• _Direction_
Tally the lines below that contain "JSON". The number is the whole answer.

• _Material for the task_
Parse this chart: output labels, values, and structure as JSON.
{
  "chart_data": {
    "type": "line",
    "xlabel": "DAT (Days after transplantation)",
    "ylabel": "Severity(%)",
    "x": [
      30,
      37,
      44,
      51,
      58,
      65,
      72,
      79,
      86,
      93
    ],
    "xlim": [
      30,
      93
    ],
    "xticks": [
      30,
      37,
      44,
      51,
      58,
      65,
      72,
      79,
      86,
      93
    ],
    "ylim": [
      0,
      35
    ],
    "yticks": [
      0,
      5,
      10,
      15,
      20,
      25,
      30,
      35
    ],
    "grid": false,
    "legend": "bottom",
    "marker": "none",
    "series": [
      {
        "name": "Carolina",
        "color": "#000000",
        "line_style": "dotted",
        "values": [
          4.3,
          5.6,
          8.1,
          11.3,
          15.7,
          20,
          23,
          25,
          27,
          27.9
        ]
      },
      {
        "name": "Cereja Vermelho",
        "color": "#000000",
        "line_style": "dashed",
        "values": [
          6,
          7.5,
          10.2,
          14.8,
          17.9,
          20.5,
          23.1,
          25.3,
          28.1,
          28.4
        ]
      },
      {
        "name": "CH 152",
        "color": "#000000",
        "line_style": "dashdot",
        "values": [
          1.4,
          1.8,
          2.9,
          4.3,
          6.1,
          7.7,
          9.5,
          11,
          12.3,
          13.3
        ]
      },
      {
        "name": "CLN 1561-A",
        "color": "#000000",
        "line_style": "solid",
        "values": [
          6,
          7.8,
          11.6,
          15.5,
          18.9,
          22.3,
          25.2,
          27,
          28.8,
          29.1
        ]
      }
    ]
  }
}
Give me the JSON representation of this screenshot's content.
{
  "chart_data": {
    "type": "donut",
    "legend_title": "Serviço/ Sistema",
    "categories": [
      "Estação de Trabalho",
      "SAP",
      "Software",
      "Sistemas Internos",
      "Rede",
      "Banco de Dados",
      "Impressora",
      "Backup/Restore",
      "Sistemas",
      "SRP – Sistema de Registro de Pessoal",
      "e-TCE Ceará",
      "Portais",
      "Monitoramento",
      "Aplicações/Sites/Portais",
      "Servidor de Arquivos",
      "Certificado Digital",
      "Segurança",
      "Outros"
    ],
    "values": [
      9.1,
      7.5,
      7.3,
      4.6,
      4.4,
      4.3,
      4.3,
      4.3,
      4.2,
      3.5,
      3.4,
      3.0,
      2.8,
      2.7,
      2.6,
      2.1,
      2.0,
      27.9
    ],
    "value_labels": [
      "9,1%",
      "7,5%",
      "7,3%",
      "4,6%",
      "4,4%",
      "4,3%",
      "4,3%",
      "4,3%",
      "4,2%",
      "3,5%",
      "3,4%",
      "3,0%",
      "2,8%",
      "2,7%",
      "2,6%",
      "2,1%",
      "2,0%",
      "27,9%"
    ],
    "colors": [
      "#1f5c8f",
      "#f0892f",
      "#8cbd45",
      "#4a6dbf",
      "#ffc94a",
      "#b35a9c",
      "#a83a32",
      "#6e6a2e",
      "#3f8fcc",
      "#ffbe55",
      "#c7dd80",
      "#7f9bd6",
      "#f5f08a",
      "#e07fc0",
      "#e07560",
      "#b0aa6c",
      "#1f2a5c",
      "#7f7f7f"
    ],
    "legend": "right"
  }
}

• _Exercise response_
2